Problem statement:
Wherever the word "количеству" appears in a line, copy that line.

─── Source material

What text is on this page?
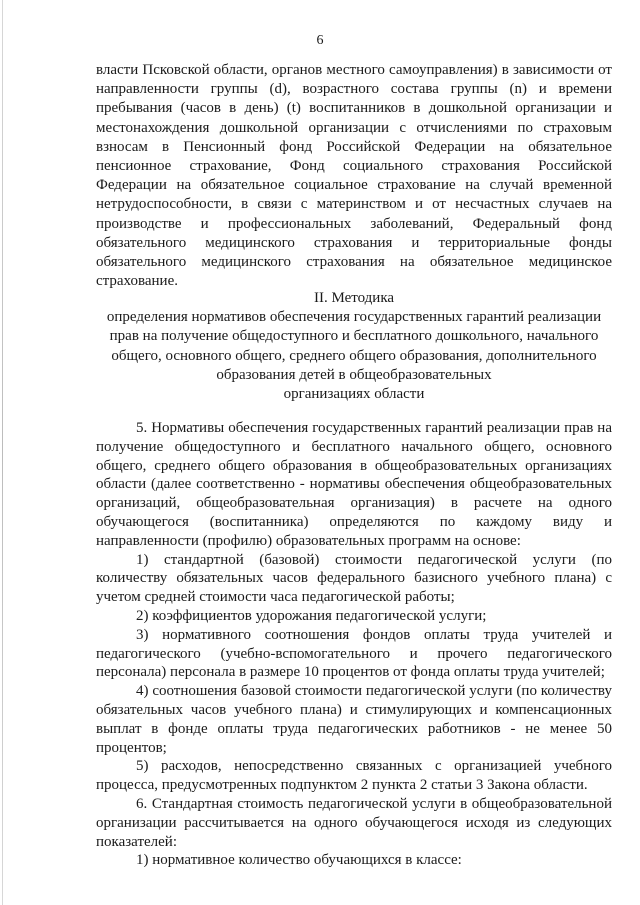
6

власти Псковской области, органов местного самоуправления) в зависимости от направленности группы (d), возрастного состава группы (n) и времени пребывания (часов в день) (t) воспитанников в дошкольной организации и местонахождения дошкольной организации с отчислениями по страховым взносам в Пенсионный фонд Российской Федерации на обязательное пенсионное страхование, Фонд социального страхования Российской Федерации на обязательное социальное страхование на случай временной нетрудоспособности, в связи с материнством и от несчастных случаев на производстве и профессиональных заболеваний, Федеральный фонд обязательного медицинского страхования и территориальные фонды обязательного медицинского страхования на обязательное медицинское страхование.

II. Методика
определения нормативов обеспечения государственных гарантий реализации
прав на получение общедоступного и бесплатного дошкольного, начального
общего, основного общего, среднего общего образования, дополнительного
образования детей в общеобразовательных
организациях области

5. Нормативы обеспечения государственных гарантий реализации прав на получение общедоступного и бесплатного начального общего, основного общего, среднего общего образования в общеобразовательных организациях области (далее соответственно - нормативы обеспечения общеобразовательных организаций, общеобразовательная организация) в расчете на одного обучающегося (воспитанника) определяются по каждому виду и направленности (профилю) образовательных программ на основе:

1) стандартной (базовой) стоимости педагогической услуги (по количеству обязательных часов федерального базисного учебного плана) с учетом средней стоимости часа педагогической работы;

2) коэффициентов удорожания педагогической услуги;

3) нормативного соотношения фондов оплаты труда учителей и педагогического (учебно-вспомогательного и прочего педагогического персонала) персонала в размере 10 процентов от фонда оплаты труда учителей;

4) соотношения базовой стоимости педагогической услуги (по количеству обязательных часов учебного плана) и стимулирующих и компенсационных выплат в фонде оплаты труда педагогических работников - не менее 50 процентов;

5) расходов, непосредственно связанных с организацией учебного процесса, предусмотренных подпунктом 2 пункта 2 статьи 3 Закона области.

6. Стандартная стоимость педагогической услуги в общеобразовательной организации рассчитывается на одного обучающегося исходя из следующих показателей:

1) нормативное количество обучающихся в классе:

──────

Exercise solution:
1) стандартной (базовой) стоимости педагогической услуги (по количеству обязательных часов федерального базисного учебного плана) с учетом средней стоимости часа педагогической работы;
4) соотношения базовой стоимости педагогической услуги (по количеству обязательных часов учебного плана) и стимулирующих и компенсационных выплат в фонде оплаты труда педагогических работников - не менее 50 процентов;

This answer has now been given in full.